**Provided records:**
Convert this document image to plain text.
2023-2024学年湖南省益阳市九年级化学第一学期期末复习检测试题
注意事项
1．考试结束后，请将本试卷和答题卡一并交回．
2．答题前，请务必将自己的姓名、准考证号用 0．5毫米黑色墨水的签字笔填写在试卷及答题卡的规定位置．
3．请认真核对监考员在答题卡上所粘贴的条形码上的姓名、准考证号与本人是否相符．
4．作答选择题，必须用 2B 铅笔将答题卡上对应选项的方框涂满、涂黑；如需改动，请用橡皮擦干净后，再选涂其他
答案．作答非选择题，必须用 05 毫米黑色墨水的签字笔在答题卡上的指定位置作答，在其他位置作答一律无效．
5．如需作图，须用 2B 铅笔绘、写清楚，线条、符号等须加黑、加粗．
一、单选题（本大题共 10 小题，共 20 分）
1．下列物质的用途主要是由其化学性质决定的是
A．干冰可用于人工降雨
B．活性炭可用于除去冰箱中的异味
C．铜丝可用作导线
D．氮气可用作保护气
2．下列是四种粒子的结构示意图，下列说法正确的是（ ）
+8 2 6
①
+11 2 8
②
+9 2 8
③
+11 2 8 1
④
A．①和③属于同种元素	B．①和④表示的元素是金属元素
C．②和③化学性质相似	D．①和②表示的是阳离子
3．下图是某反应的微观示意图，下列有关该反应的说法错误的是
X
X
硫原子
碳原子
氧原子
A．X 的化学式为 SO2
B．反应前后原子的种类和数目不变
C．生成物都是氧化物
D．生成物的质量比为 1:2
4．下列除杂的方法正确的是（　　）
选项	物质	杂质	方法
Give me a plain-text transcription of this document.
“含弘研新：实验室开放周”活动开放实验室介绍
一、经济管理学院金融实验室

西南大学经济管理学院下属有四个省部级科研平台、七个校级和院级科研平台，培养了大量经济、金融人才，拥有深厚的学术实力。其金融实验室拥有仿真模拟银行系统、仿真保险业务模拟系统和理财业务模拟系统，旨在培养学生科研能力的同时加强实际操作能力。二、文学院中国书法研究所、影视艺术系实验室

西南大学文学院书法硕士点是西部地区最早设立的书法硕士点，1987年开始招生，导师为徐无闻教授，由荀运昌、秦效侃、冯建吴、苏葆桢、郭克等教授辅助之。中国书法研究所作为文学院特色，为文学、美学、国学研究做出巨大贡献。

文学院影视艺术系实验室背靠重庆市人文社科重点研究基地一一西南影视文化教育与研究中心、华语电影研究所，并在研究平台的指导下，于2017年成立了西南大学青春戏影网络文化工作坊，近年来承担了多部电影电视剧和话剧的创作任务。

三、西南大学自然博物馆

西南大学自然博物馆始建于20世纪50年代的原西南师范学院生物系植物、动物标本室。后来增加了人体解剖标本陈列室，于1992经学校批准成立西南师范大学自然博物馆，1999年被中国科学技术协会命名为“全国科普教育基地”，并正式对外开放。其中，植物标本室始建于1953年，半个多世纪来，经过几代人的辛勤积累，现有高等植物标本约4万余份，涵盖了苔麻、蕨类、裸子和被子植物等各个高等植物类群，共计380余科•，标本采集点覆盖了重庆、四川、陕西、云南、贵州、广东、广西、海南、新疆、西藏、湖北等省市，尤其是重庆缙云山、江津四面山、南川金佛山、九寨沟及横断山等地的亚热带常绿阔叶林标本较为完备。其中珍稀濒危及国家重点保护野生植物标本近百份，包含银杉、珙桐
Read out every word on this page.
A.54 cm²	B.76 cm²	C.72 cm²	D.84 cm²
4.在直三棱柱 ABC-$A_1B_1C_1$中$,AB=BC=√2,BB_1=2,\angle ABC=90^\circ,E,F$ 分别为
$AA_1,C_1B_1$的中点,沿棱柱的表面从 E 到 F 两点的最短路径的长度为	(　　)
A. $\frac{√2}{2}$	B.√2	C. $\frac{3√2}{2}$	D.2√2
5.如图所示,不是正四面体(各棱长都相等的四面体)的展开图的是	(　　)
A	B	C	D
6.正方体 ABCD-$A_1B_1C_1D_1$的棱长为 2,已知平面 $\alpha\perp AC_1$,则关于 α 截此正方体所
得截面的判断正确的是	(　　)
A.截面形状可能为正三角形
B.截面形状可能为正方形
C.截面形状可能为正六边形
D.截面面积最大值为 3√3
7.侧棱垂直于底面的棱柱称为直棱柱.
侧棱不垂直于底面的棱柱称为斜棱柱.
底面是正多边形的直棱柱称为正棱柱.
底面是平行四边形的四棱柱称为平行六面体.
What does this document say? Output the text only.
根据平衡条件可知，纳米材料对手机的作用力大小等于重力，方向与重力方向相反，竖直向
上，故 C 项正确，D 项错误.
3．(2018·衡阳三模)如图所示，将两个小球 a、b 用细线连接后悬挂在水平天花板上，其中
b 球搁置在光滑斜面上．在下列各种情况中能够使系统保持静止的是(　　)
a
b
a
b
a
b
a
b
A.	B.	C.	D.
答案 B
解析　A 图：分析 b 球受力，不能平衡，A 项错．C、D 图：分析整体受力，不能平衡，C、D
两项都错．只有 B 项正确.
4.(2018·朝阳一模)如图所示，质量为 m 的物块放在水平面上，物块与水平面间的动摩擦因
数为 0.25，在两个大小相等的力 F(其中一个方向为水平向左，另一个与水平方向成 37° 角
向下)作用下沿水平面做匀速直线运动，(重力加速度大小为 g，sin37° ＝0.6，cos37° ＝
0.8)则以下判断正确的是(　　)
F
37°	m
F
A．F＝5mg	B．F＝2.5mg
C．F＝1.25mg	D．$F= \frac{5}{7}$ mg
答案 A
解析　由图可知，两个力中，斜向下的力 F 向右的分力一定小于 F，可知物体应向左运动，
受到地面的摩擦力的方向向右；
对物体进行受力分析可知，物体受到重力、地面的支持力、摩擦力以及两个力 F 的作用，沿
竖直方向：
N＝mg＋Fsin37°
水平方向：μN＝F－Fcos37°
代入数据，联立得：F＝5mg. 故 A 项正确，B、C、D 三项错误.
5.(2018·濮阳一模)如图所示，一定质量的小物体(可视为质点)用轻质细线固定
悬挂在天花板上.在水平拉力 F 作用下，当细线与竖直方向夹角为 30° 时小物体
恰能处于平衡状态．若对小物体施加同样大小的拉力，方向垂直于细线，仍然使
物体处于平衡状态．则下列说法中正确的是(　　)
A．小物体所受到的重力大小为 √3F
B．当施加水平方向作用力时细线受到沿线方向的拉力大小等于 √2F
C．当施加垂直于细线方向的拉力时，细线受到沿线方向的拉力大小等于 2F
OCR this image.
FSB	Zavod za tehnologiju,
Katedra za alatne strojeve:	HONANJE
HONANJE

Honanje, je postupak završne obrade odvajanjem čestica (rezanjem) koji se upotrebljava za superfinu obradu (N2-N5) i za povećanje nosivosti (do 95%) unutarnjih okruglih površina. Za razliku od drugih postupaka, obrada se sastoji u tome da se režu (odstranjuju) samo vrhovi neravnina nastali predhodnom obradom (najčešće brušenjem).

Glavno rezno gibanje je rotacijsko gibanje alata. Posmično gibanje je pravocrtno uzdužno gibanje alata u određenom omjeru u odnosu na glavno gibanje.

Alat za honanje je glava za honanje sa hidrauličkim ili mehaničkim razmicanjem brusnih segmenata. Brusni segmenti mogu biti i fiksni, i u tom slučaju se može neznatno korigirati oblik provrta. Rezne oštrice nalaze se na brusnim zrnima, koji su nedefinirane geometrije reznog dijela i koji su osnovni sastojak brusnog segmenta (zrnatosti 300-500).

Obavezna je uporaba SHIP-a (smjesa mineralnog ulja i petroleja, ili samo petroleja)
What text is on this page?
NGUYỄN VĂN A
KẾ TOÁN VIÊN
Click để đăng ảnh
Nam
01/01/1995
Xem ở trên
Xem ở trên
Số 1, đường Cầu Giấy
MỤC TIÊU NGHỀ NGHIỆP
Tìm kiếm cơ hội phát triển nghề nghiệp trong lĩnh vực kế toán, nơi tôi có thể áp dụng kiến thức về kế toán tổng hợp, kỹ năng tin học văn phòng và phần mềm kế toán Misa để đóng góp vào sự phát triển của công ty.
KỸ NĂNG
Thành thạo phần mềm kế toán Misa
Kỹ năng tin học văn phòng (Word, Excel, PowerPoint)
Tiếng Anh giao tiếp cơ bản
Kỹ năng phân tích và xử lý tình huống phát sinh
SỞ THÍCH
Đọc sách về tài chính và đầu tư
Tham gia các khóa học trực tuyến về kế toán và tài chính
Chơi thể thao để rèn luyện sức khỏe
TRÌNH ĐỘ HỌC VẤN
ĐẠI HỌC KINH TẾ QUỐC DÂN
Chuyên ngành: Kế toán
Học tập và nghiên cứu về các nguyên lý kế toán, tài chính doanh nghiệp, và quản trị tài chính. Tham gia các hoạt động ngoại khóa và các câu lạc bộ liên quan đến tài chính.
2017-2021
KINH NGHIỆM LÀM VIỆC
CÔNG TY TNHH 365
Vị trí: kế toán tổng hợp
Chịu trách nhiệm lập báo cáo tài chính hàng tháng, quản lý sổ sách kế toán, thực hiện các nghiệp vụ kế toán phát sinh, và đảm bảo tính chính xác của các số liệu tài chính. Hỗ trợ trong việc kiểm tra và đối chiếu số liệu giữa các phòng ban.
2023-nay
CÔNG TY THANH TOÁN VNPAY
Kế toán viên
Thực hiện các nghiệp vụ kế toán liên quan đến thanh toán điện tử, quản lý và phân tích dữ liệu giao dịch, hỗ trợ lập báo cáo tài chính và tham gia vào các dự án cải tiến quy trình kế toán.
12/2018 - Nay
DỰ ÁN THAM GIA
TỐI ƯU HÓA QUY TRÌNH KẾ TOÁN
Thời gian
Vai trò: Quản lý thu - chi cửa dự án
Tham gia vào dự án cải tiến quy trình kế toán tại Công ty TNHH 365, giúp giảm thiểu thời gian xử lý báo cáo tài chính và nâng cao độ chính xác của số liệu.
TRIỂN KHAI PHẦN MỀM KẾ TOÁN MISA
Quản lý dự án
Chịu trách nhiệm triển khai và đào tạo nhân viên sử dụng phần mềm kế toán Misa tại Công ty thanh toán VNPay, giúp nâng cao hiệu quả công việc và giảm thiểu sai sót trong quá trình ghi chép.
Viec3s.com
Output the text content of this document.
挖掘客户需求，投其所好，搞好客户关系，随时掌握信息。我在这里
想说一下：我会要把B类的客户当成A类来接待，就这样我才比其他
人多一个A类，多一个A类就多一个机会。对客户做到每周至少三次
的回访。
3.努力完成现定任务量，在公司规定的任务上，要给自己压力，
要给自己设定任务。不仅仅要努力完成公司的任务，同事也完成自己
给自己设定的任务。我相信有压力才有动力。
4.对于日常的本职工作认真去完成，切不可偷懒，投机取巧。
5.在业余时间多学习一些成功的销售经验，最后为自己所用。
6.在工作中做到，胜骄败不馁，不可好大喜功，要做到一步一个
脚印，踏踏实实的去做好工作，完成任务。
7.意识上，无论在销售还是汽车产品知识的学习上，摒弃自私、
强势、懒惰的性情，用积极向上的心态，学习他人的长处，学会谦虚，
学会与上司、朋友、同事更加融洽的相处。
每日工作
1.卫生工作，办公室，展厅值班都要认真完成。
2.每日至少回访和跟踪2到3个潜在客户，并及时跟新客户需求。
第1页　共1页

**Task prompt:** Extract lines where the string "如图所示" occurs.

**Finished exercise:**
5.如图所示,不是正四面体(各棱长都相等的四面体)的展开图的是	(　　)
3．(2018·衡阳三模)如图所示，将两个小球 a、b 用细线连接后悬挂在水平天花板上，其中
4.(2018·朝阳一模)如图所示，质量为 m 的物块放在水平面上，物块与水平面间的动摩擦因
5.(2018·濮阳一模)如图所示，一定质量的小物体(可视为质点)用轻质细线固定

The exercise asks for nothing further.